— START Record excerpts —

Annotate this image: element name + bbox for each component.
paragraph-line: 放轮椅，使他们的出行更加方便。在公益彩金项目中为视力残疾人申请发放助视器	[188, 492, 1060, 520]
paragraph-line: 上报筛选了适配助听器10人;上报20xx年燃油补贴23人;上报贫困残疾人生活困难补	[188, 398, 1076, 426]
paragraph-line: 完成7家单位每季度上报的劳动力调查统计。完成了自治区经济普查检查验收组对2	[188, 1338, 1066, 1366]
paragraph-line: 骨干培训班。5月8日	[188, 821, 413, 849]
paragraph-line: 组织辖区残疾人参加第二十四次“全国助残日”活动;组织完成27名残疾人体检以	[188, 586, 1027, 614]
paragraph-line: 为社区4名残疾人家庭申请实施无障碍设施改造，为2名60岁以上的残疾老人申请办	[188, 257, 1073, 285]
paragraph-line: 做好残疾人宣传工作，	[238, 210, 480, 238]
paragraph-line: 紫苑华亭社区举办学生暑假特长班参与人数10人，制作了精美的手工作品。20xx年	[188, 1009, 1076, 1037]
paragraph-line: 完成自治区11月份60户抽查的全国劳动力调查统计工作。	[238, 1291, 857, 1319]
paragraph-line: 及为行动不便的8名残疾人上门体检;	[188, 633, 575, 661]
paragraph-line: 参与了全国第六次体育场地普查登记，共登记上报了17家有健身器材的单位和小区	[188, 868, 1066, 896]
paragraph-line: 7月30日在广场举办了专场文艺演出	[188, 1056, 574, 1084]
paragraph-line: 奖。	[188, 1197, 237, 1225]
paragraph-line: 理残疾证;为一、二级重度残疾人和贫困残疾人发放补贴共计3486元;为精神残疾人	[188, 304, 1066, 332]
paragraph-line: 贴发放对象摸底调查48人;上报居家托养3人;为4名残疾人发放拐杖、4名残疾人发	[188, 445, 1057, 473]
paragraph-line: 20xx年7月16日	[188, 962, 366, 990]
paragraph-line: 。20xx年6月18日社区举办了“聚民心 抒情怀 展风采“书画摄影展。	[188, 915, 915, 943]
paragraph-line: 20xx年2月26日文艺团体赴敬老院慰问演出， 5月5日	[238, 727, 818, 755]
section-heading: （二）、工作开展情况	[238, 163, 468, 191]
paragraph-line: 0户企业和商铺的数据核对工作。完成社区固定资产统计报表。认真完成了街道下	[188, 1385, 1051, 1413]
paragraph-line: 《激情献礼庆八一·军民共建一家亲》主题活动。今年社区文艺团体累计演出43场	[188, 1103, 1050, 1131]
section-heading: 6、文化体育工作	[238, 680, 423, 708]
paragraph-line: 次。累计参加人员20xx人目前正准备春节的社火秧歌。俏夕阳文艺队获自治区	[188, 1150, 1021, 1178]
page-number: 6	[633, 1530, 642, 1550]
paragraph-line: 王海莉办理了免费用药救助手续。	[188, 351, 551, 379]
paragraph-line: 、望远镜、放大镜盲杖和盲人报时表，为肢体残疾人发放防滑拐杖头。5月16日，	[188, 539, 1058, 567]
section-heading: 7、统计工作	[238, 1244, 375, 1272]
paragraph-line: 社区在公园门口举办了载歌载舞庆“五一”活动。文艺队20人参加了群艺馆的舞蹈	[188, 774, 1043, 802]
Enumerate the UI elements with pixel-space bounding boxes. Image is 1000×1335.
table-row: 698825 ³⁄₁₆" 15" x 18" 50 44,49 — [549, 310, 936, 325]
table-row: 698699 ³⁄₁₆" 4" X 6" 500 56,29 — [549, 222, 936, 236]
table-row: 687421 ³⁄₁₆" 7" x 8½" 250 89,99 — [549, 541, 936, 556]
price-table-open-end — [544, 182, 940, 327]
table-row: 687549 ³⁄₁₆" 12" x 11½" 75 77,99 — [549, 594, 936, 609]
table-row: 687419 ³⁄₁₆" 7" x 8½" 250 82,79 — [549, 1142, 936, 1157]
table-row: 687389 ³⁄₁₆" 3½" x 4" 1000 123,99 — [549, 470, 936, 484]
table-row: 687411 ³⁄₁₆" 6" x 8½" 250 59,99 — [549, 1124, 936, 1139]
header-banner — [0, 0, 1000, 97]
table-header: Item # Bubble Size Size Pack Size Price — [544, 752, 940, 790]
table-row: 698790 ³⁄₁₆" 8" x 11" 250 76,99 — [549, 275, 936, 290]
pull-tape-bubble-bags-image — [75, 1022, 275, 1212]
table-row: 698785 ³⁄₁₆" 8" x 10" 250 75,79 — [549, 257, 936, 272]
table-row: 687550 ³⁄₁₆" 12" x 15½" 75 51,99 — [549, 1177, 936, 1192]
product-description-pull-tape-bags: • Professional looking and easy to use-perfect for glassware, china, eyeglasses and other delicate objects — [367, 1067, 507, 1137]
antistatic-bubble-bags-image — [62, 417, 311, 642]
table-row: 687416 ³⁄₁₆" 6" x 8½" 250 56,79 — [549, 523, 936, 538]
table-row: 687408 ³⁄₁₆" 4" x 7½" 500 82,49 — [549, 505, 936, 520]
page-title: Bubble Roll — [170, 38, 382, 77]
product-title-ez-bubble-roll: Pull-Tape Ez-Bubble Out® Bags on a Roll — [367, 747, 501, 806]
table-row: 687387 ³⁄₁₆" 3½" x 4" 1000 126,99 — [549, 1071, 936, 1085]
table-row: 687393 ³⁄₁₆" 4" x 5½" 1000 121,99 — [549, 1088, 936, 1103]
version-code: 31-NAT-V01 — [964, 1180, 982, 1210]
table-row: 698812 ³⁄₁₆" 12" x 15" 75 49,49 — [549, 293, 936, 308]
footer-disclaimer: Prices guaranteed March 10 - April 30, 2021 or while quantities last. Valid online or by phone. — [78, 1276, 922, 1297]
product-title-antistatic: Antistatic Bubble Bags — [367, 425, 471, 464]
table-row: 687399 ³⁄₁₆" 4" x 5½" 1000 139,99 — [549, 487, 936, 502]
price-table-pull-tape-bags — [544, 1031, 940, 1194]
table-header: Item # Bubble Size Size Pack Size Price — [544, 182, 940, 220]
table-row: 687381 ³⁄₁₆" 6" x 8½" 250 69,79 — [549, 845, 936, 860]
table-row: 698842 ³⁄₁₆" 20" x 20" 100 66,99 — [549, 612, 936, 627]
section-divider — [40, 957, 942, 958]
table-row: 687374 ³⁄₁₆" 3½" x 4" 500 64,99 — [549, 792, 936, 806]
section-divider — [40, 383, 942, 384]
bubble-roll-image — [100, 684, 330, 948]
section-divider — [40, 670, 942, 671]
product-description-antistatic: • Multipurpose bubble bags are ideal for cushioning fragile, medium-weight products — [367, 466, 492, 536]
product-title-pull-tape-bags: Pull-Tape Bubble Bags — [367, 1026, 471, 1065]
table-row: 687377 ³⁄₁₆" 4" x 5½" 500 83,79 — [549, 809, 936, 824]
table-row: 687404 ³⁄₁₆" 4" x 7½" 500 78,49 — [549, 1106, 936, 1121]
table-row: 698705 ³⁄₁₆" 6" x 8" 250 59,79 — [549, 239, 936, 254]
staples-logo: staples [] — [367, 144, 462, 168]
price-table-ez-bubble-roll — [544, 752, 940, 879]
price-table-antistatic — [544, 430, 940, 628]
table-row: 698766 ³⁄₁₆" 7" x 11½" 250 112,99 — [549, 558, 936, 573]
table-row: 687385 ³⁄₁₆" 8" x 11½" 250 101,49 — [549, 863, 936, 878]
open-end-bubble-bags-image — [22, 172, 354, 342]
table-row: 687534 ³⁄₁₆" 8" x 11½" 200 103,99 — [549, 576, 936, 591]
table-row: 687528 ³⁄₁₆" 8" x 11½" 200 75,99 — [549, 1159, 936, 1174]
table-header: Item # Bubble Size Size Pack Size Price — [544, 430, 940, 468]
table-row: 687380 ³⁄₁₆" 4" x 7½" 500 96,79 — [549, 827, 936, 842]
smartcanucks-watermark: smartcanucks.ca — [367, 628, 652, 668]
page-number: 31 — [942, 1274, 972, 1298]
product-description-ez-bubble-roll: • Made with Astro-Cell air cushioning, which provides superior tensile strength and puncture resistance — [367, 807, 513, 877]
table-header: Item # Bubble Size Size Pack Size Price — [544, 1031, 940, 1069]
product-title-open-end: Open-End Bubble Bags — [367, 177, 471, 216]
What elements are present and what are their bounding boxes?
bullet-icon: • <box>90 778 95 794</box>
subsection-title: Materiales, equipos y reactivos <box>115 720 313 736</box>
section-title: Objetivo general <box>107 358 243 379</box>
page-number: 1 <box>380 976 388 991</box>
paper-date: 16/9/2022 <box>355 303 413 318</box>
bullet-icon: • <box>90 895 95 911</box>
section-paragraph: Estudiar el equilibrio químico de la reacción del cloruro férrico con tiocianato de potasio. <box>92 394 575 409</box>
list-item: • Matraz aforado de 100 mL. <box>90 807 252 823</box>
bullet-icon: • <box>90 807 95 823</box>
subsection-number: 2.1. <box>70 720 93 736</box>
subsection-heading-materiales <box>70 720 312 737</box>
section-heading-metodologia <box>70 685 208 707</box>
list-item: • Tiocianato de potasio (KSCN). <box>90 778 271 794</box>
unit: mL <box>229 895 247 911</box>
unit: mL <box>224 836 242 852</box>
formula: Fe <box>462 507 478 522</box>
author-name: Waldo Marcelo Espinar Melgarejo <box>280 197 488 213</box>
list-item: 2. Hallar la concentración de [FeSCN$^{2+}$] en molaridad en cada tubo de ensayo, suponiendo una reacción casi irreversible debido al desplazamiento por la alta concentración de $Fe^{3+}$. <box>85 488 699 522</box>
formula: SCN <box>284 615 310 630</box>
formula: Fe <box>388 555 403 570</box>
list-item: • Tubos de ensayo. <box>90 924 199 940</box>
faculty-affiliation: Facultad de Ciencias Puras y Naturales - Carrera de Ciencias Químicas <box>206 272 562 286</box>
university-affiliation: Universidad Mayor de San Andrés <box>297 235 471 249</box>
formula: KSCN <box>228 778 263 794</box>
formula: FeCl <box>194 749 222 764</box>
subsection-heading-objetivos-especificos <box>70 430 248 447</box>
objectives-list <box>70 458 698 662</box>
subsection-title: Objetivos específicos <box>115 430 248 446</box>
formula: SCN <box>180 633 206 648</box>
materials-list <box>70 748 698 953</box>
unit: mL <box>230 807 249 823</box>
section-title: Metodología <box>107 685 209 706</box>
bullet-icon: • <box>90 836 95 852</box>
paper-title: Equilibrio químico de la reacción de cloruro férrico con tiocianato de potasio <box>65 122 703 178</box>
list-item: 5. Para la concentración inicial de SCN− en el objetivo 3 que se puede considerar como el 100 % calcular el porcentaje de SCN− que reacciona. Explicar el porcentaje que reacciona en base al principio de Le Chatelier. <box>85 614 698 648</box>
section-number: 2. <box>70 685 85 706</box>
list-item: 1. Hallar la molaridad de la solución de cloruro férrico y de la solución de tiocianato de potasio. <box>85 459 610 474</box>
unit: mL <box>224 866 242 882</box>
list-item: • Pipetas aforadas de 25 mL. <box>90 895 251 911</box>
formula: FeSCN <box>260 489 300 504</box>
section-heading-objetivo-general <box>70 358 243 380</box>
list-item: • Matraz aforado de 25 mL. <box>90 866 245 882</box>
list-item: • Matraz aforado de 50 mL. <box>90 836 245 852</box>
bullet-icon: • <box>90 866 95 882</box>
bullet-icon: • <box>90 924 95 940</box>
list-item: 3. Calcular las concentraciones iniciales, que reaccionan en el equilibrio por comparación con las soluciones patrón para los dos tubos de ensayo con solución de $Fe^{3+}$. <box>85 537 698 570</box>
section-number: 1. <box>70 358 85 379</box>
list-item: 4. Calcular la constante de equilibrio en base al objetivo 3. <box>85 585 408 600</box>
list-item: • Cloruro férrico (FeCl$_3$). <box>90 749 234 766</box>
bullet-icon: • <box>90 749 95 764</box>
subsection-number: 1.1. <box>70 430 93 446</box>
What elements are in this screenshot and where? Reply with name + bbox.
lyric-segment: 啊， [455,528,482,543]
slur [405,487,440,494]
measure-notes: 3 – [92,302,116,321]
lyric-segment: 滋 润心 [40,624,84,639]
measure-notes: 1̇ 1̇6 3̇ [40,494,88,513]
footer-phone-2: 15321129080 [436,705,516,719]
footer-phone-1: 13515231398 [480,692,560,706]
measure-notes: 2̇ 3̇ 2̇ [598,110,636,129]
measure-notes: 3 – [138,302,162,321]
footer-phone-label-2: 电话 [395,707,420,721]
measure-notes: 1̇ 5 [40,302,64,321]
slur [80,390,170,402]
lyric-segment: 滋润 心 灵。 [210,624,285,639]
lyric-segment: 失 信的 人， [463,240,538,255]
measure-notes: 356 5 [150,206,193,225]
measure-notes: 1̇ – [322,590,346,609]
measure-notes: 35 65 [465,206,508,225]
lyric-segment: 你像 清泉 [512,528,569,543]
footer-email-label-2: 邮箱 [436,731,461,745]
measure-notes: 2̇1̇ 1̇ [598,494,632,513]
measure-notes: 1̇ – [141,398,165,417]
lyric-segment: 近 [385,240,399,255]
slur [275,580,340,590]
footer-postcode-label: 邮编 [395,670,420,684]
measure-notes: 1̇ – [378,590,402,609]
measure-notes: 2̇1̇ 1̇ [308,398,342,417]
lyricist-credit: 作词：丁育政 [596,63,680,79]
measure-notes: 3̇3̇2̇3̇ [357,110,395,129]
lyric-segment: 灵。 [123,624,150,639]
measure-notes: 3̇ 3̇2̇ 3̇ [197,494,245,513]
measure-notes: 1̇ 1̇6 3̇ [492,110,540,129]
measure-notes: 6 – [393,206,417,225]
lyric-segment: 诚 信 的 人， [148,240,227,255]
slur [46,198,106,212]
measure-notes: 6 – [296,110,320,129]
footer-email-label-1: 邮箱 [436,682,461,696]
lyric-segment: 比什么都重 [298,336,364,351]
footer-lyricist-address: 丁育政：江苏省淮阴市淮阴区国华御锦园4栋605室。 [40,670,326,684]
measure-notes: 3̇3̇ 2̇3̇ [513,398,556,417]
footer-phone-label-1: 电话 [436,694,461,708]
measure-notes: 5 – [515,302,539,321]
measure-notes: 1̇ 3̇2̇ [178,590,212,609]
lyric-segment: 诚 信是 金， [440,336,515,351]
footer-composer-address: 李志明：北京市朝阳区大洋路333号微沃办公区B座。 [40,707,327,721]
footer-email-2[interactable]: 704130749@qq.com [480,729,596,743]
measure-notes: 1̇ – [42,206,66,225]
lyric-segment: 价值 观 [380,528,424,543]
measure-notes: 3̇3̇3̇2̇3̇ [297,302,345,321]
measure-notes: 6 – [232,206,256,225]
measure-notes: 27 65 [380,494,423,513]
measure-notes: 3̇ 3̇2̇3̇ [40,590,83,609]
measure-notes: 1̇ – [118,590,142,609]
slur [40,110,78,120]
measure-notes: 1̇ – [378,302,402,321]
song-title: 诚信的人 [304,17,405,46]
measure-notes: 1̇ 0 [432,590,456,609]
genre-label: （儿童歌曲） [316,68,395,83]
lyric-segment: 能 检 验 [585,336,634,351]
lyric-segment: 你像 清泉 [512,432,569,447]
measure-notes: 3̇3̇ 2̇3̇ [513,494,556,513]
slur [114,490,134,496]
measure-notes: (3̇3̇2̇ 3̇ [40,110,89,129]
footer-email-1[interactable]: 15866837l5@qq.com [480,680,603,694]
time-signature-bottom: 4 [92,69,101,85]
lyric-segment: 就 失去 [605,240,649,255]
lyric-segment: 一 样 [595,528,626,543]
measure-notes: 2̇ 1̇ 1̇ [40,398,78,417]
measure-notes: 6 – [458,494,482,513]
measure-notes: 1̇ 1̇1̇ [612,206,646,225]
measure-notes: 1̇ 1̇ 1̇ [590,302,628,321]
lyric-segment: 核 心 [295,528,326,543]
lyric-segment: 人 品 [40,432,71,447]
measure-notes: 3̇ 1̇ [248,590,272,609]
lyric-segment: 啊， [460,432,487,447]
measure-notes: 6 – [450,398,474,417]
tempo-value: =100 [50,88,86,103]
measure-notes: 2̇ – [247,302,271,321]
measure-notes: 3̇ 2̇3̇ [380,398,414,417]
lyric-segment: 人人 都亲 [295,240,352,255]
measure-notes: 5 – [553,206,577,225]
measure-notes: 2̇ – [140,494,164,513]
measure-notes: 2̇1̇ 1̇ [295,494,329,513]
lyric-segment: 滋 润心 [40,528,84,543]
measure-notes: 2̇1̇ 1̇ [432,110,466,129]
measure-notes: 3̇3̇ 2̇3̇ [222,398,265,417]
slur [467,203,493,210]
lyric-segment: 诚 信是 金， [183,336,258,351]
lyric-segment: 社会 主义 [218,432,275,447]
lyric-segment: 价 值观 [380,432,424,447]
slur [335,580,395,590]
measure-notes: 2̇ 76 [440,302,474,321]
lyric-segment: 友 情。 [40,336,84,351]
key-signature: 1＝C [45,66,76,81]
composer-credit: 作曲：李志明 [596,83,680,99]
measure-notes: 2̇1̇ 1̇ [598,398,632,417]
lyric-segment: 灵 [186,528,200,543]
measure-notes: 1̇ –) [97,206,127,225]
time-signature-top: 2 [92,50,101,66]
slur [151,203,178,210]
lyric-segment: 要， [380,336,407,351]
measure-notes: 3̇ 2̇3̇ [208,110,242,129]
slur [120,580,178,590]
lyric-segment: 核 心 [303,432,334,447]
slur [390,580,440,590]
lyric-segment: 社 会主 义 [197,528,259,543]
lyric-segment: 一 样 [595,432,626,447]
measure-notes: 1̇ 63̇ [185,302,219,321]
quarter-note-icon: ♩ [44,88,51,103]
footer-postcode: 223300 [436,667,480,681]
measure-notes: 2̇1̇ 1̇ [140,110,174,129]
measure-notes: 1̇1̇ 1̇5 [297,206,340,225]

— END Record excerpts —

- **Exercise prompt**:
Repeat the entries word for word, from the first line through the line that contains "1291, 857, 1319]", including both of those lines.

- **Task output**:
Annotate this image: element name + bbox for each component.
paragraph-line: 放轮椅，使他们的出行更加方便。在公益彩金项目中为视力残疾人申请发放助视器	[188, 492, 1060, 520]
paragraph-line: 上报筛选了适配助听器10人;上报20xx年燃油补贴23人;上报贫困残疾人生活困难补	[188, 398, 1076, 426]
paragraph-line: 完成7家单位每季度上报的劳动力调查统计。完成了自治区经济普查检查验收组对2	[188, 1338, 1066, 1366]
paragraph-line: 骨干培训班。5月8日	[188, 821, 413, 849]
paragraph-line: 组织辖区残疾人参加第二十四次“全国助残日”活动;组织完成27名残疾人体检以	[188, 586, 1027, 614]
paragraph-line: 为社区4名残疾人家庭申请实施无障碍设施改造，为2名60岁以上的残疾老人申请办	[188, 257, 1073, 285]
paragraph-line: 做好残疾人宣传工作，	[238, 210, 480, 238]
paragraph-line: 紫苑华亭社区举办学生暑假特长班参与人数10人，制作了精美的手工作品。20xx年	[188, 1009, 1076, 1037]
paragraph-line: 完成自治区11月份60户抽查的全国劳动力调查统计工作。	[238, 1291, 857, 1319]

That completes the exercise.